▶ **DATA IN THIS EXERCISE**

* * * * *

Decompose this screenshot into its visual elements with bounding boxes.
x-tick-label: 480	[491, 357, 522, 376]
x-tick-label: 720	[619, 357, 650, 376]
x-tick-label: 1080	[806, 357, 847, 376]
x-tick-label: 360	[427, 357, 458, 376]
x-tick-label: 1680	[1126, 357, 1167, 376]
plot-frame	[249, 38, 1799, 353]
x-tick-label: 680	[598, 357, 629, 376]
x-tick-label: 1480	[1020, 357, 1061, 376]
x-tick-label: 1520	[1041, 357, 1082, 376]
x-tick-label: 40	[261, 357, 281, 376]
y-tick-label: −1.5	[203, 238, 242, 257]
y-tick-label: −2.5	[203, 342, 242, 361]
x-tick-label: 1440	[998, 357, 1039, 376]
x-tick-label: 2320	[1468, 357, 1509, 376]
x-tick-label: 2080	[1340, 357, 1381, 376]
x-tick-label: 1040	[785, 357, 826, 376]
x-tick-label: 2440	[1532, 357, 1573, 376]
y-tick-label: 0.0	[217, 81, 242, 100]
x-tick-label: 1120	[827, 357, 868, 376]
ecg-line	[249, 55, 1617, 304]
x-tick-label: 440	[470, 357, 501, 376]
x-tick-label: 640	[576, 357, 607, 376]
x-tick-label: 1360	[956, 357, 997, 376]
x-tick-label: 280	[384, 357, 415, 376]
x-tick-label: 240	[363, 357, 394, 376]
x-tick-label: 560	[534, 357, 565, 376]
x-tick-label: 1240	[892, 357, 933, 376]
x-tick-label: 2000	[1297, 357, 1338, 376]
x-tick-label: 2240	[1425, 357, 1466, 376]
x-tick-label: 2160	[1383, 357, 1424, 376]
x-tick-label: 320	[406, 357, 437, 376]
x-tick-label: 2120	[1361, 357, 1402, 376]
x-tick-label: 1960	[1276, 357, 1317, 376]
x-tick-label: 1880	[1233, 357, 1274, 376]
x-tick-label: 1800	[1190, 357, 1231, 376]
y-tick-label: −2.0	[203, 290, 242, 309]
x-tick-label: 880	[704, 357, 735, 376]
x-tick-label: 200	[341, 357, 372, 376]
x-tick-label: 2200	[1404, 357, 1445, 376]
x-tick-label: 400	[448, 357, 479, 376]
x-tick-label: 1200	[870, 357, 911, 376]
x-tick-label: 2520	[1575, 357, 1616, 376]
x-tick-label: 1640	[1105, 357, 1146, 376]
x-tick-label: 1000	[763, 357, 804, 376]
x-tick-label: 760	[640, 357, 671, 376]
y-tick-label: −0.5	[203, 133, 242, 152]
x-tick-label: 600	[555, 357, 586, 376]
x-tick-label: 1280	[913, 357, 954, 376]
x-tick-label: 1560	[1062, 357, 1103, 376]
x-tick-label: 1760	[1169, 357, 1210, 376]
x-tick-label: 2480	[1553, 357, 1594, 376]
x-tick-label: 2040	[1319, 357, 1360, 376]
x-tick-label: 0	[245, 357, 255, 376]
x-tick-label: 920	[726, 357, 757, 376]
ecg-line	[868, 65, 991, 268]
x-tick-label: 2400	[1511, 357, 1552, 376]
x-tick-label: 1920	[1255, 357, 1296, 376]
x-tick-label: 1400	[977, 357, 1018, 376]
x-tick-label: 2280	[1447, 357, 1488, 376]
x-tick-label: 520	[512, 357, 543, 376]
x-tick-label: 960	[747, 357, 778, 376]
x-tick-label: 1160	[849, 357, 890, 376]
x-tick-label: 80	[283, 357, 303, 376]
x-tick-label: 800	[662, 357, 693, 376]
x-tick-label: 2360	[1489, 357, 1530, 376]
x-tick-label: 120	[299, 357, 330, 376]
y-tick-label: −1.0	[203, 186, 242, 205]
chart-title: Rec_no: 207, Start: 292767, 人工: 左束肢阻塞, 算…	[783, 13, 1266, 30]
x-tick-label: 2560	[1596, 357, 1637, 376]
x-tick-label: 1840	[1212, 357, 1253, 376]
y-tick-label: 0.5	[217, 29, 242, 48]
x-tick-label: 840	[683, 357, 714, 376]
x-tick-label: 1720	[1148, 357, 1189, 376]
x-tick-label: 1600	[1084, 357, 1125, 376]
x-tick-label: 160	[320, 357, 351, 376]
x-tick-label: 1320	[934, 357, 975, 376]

* * * * *

▶ **WHAT YOU HAVE TO DO**
Please copy out every one of the rows above, character for character, with nothing changed or left out.

▶ **REPLY TO THE TASK**
Decompose this screenshot into its visual elements with bounding boxes.
x-tick-label: 480	[491, 357, 522, 376]
x-tick-label: 720	[619, 357, 650, 376]
x-tick-label: 1080	[806, 357, 847, 376]
x-tick-label: 360	[427, 357, 458, 376]
x-tick-label: 1680	[1126, 357, 1167, 376]
plot-frame	[249, 38, 1799, 353]
x-tick-label: 680	[598, 357, 629, 376]
x-tick-label: 1480	[1020, 357, 1061, 376]
x-tick-label: 1520	[1041, 357, 1082, 376]
x-tick-label: 40	[261, 357, 281, 376]
y-tick-label: −1.5	[203, 238, 242, 257]
y-tick-label: −2.5	[203, 342, 242, 361]
x-tick-label: 1440	[998, 357, 1039, 376]
x-tick-label: 2320	[1468, 357, 1509, 376]
x-tick-label: 2080	[1340, 357, 1381, 376]
x-tick-label: 1040	[785, 357, 826, 376]
x-tick-label: 2440	[1532, 357, 1573, 376]
y-tick-label: 0.0	[217, 81, 242, 100]
x-tick-label: 1120	[827, 357, 868, 376]
ecg-line	[249, 55, 1617, 304]
x-tick-label: 440	[470, 357, 501, 376]
x-tick-label: 640	[576, 357, 607, 376]
x-tick-label: 1360	[956, 357, 997, 376]
x-tick-label: 280	[384, 357, 415, 376]
x-tick-label: 240	[363, 357, 394, 376]
x-tick-label: 560	[534, 357, 565, 376]
x-tick-label: 1240	[892, 357, 933, 376]
x-tick-label: 2000	[1297, 357, 1338, 376]
x-tick-label: 2240	[1425, 357, 1466, 376]
x-tick-label: 2160	[1383, 357, 1424, 376]
x-tick-label: 320	[406, 357, 437, 376]
x-tick-label: 2120	[1361, 357, 1402, 376]
x-tick-label: 1960	[1276, 357, 1317, 376]
x-tick-label: 1880	[1233, 357, 1274, 376]
x-tick-label: 1800	[1190, 357, 1231, 376]
y-tick-label: −2.0	[203, 290, 242, 309]
x-tick-label: 880	[704, 357, 735, 376]
x-tick-label: 200	[341, 357, 372, 376]
x-tick-label: 2200	[1404, 357, 1445, 376]
x-tick-label: 400	[448, 357, 479, 376]
x-tick-label: 1200	[870, 357, 911, 376]
x-tick-label: 2520	[1575, 357, 1616, 376]
x-tick-label: 1640	[1105, 357, 1146, 376]
x-tick-label: 1000	[763, 357, 804, 376]
x-tick-label: 760	[640, 357, 671, 376]
y-tick-label: −0.5	[203, 133, 242, 152]
x-tick-label: 600	[555, 357, 586, 376]
x-tick-label: 1280	[913, 357, 954, 376]
x-tick-label: 1560	[1062, 357, 1103, 376]
x-tick-label: 1760	[1169, 357, 1210, 376]
x-tick-label: 2480	[1553, 357, 1594, 376]
x-tick-label: 2040	[1319, 357, 1360, 376]
x-tick-label: 0	[245, 357, 255, 376]
x-tick-label: 920	[726, 357, 757, 376]
ecg-line	[868, 65, 991, 268]
x-tick-label: 2400	[1511, 357, 1552, 376]
x-tick-label: 1920	[1255, 357, 1296, 376]
x-tick-label: 1400	[977, 357, 1018, 376]
x-tick-label: 2280	[1447, 357, 1488, 376]
x-tick-label: 520	[512, 357, 543, 376]
x-tick-label: 960	[747, 357, 778, 376]
x-tick-label: 1160	[849, 357, 890, 376]
x-tick-label: 80	[283, 357, 303, 376]
x-tick-label: 800	[662, 357, 693, 376]
x-tick-label: 2360	[1489, 357, 1530, 376]
x-tick-label: 120	[299, 357, 330, 376]
y-tick-label: −1.0	[203, 186, 242, 205]
chart-title: Rec_no: 207, Start: 292767, 人工: 左束肢阻塞, 算…	[783, 13, 1266, 30]
x-tick-label: 2560	[1596, 357, 1637, 376]
x-tick-label: 1840	[1212, 357, 1253, 376]
y-tick-label: 0.5	[217, 29, 242, 48]
x-tick-label: 840	[683, 357, 714, 376]
x-tick-label: 1720	[1148, 357, 1189, 376]
x-tick-label: 1600	[1084, 357, 1125, 376]
x-tick-label: 160	[320, 357, 351, 376]
x-tick-label: 1320	[934, 357, 975, 376]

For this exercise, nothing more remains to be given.